§ AIM
Lines containing the string "BESTANDDELEN" are to be counted. Write only how many there are.

----- DATASET RECORDS

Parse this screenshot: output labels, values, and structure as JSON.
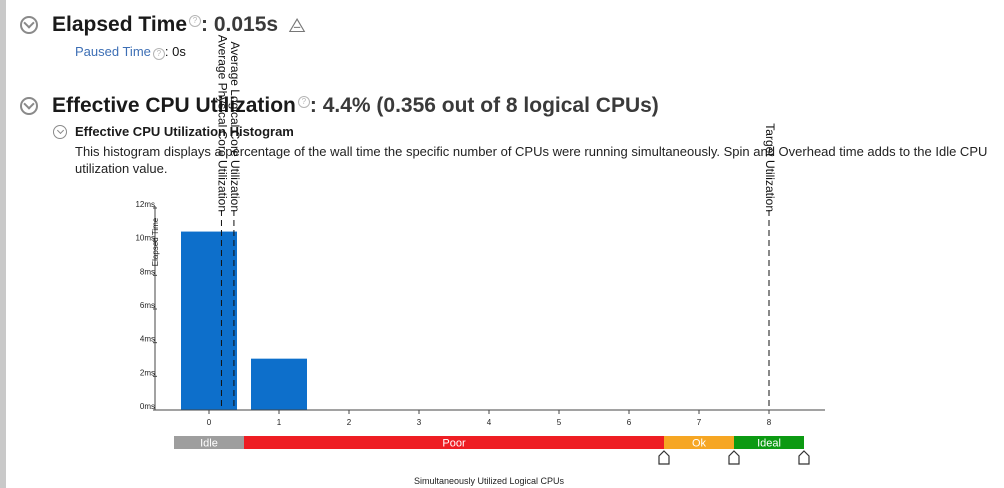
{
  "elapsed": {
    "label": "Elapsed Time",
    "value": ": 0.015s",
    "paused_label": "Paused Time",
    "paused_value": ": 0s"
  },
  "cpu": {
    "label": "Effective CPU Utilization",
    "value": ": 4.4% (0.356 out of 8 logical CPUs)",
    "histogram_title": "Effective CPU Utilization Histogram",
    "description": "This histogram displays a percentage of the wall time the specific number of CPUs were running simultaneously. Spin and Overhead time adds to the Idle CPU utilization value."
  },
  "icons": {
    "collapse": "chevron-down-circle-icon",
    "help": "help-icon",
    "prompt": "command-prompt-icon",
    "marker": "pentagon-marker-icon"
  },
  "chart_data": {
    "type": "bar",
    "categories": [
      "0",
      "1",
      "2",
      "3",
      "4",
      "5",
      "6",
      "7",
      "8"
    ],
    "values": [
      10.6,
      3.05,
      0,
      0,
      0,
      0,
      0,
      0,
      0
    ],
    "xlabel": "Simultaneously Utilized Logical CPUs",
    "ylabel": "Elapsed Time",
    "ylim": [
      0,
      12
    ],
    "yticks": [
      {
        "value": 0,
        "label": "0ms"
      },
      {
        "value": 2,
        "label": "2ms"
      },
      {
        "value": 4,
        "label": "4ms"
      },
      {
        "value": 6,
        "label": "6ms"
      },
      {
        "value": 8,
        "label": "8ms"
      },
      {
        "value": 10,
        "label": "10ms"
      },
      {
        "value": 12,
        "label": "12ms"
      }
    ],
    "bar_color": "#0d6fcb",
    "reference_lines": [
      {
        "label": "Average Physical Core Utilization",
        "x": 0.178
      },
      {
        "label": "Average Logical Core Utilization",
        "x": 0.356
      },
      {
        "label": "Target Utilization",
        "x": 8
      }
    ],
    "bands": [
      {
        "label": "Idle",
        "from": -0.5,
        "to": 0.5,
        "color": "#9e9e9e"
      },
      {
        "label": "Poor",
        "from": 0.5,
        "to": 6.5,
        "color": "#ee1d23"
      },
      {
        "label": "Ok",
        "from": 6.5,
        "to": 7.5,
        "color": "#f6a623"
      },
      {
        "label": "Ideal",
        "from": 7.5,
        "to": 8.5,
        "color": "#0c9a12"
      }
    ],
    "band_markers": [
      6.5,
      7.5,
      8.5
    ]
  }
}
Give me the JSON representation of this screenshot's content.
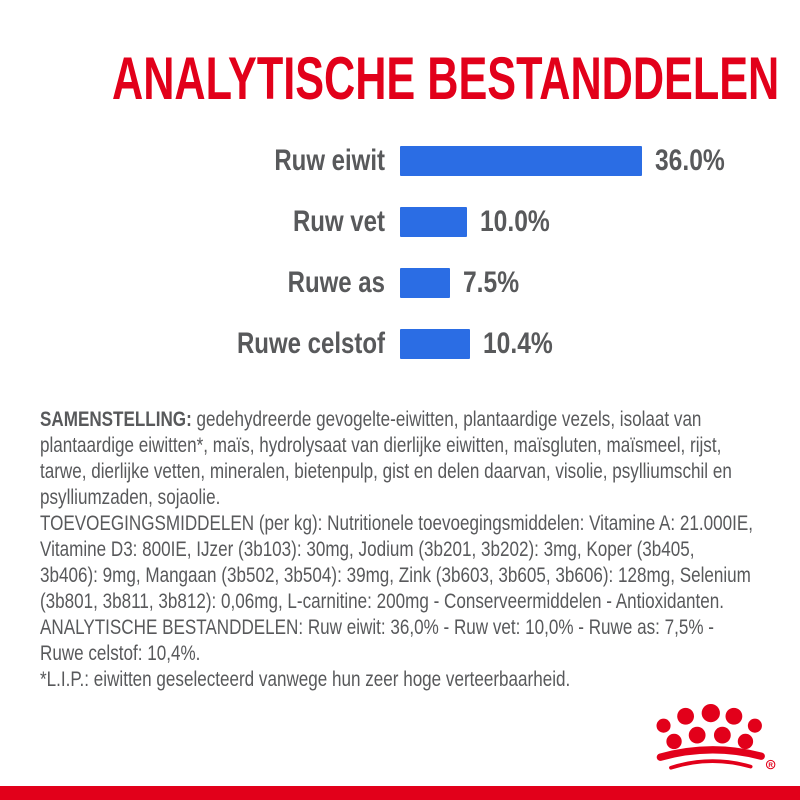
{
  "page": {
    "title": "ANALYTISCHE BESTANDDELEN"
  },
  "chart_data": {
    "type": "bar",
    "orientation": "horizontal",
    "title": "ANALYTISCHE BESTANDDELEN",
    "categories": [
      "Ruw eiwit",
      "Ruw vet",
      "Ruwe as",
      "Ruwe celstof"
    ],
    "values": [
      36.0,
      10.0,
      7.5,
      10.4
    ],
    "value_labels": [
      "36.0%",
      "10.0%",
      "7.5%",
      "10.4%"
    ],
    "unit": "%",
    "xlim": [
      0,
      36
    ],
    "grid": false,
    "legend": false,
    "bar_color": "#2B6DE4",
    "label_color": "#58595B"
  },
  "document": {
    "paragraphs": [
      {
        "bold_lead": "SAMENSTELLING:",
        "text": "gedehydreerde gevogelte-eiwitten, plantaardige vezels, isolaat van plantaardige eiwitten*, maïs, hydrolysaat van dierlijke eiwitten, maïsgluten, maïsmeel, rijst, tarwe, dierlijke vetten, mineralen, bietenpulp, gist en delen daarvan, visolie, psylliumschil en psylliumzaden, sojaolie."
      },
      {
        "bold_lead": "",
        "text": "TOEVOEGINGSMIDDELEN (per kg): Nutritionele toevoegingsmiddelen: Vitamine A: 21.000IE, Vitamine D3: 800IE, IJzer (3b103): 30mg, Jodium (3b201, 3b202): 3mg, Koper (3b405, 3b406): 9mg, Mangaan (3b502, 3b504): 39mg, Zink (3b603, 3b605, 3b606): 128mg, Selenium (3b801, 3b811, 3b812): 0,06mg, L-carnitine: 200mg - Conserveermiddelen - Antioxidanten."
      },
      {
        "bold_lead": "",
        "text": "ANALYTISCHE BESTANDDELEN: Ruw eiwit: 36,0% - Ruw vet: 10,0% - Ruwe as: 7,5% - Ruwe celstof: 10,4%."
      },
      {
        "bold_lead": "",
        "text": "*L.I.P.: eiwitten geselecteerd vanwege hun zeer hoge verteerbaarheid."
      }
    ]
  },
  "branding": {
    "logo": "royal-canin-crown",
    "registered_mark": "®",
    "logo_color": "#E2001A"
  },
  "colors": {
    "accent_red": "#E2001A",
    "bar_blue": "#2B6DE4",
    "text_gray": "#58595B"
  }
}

----------

§ CORRECT ANSWER
3